▸ REQUEST: Repeat every line of the data below word for word.

▸ Layout element annotations:
>>>>

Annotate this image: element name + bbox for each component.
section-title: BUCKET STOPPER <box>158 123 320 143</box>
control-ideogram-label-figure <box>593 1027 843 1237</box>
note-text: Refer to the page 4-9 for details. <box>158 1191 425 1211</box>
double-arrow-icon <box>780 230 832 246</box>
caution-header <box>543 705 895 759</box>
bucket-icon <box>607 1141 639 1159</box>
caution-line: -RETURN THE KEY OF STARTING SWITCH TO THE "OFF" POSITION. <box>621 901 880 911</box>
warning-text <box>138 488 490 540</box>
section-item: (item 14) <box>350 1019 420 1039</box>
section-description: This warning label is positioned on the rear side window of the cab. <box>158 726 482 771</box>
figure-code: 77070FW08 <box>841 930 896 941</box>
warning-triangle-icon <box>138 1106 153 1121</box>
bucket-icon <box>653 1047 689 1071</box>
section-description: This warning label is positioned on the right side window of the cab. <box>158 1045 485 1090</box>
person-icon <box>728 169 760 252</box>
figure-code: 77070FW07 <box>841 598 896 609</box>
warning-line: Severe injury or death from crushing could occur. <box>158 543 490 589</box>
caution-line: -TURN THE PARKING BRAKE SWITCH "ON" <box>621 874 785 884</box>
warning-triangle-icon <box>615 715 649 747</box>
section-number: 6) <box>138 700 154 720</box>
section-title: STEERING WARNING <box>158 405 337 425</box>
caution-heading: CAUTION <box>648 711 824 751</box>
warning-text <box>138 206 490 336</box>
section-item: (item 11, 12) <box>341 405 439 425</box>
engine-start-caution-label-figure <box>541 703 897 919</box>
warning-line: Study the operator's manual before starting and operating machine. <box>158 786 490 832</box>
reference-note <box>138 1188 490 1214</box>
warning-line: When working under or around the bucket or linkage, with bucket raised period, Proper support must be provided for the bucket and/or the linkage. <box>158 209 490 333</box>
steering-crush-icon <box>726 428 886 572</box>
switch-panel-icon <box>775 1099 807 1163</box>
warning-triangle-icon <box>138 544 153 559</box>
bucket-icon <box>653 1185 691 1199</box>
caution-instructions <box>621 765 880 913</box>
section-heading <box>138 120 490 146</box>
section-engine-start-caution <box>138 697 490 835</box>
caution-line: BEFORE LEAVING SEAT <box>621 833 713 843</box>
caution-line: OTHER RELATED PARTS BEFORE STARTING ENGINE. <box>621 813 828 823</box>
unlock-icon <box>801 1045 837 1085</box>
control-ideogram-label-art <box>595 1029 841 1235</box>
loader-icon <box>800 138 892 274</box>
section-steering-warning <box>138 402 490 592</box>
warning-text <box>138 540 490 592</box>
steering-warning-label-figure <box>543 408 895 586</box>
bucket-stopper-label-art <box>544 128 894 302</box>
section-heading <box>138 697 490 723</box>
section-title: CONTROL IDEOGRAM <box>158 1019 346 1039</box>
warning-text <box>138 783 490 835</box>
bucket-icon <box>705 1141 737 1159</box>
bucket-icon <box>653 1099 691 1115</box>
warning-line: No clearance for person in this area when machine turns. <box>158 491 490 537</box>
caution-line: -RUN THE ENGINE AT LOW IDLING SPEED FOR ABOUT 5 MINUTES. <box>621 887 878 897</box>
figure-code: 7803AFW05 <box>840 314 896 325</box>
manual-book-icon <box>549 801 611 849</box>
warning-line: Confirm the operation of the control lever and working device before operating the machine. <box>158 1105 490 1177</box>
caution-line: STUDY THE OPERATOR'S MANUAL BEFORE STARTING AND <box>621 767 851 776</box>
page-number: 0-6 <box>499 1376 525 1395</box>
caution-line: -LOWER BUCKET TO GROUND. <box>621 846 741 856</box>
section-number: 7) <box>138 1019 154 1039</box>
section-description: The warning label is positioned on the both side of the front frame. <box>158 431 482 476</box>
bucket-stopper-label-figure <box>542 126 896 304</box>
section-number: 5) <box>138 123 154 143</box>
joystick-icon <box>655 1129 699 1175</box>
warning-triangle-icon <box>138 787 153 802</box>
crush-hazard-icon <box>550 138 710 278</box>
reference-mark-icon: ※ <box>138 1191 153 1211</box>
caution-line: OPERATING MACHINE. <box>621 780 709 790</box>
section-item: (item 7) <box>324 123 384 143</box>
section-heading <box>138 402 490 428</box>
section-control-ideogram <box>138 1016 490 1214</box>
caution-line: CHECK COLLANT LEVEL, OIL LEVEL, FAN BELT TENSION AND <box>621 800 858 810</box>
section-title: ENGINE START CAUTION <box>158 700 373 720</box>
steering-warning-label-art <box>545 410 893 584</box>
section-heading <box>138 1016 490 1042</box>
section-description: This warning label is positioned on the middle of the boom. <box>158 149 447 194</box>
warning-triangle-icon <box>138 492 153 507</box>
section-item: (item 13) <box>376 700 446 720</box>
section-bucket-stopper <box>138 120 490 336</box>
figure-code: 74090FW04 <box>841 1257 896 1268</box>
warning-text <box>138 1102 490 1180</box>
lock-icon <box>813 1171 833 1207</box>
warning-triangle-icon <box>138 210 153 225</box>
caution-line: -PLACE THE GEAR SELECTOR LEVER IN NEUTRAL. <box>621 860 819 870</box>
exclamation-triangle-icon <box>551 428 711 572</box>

<<<<

▸ CORRECT ANSWER:
Annotate this image: element name + bbox for each component.
section-title: BUCKET STOPPER <box>158 123 320 143</box>
control-ideogram-label-figure <box>593 1027 843 1237</box>
note-text: Refer to the page 4-9 for details. <box>158 1191 425 1211</box>
double-arrow-icon <box>780 230 832 246</box>
caution-header <box>543 705 895 759</box>
bucket-icon <box>607 1141 639 1159</box>
caution-line: -RETURN THE KEY OF STARTING SWITCH TO THE "OFF" POSITION. <box>621 901 880 911</box>
warning-text <box>138 488 490 540</box>
section-item: (item 14) <box>350 1019 420 1039</box>
section-description: This warning label is positioned on the rear side window of the cab. <box>158 726 482 771</box>
figure-code: 77070FW08 <box>841 930 896 941</box>
warning-triangle-icon <box>138 1106 153 1121</box>
bucket-icon <box>653 1047 689 1071</box>
section-description: This warning label is positioned on the right side window of the cab. <box>158 1045 485 1090</box>
person-icon <box>728 169 760 252</box>
figure-code: 77070FW07 <box>841 598 896 609</box>
warning-line: Severe injury or death from crushing could occur. <box>158 543 490 589</box>
caution-line: -TURN THE PARKING BRAKE SWITCH "ON" <box>621 874 785 884</box>
warning-triangle-icon <box>615 715 649 747</box>
section-number: 6) <box>138 700 154 720</box>
section-title: STEERING WARNING <box>158 405 337 425</box>
caution-heading: CAUTION <box>648 711 824 751</box>
warning-text <box>138 206 490 336</box>
section-item: (item 11, 12) <box>341 405 439 425</box>
engine-start-caution-label-figure <box>541 703 897 919</box>
warning-line: Study the operator's manual before starting and operating machine. <box>158 786 490 832</box>
reference-note <box>138 1188 490 1214</box>
warning-line: When working under or around the bucket or linkage, with bucket raised period, Proper support must be provided for the bucket and/or the linkage. <box>158 209 490 333</box>
steering-crush-icon <box>726 428 886 572</box>
switch-panel-icon <box>775 1099 807 1163</box>
warning-triangle-icon <box>138 544 153 559</box>
bucket-icon <box>653 1185 691 1199</box>
caution-instructions <box>621 765 880 913</box>
section-heading <box>138 120 490 146</box>
section-engine-start-caution <box>138 697 490 835</box>
caution-line: BEFORE LEAVING SEAT <box>621 833 713 843</box>
caution-line: OTHER RELATED PARTS BEFORE STARTING ENGINE. <box>621 813 828 823</box>
unlock-icon <box>801 1045 837 1085</box>
control-ideogram-label-art <box>595 1029 841 1235</box>
loader-icon <box>800 138 892 274</box>
section-steering-warning <box>138 402 490 592</box>
warning-text <box>138 540 490 592</box>
steering-warning-label-figure <box>543 408 895 586</box>
bucket-stopper-label-art <box>544 128 894 302</box>
section-heading <box>138 697 490 723</box>
section-title: CONTROL IDEOGRAM <box>158 1019 346 1039</box>
warning-text <box>138 783 490 835</box>
bucket-icon <box>705 1141 737 1159</box>
bucket-icon <box>653 1099 691 1115</box>
warning-line: No clearance for person in this area when machine turns. <box>158 491 490 537</box>
caution-line: -RUN THE ENGINE AT LOW IDLING SPEED FOR ABOUT 5 MINUTES. <box>621 887 878 897</box>
figure-code: 7803AFW05 <box>840 314 896 325</box>
manual-book-icon <box>549 801 611 849</box>
warning-line: Confirm the operation of the control lever and working device before operating the machine. <box>158 1105 490 1177</box>
caution-line: STUDY THE OPERATOR'S MANUAL BEFORE STARTING AND <box>621 767 851 776</box>
page-number: 0-6 <box>499 1376 525 1395</box>
caution-line: -LOWER BUCKET TO GROUND. <box>621 846 741 856</box>
section-number: 7) <box>138 1019 154 1039</box>
section-description: The warning label is positioned on the both side of the front frame. <box>158 431 482 476</box>
bucket-stopper-label-figure <box>542 126 896 304</box>
section-number: 5) <box>138 123 154 143</box>
joystick-icon <box>655 1129 699 1175</box>
warning-triangle-icon <box>138 787 153 802</box>
crush-hazard-icon <box>550 138 710 278</box>
reference-mark-icon: ※ <box>138 1191 153 1211</box>
caution-line: OPERATING MACHINE. <box>621 780 709 790</box>
section-item: (item 7) <box>324 123 384 143</box>
section-heading <box>138 402 490 428</box>
section-control-ideogram <box>138 1016 490 1214</box>
caution-line: CHECK COLLANT LEVEL, OIL LEVEL, FAN BELT TENSION AND <box>621 800 858 810</box>
section-title: ENGINE START CAUTION <box>158 700 373 720</box>
steering-warning-label-art <box>545 410 893 584</box>
section-heading <box>138 1016 490 1042</box>
section-description: This warning label is positioned on the middle of the boom. <box>158 149 447 194</box>
warning-triangle-icon <box>138 492 153 507</box>
section-item: (item 13) <box>376 700 446 720</box>
section-bucket-stopper <box>138 120 490 336</box>
figure-code: 74090FW04 <box>841 1257 896 1268</box>
warning-text <box>138 1102 490 1180</box>
lock-icon <box>813 1171 833 1207</box>
warning-triangle-icon <box>138 210 153 225</box>
caution-line: -PLACE THE GEAR SELECTOR LEVER IN NEUTRAL. <box>621 860 819 870</box>
exclamation-triangle-icon <box>551 428 711 572</box>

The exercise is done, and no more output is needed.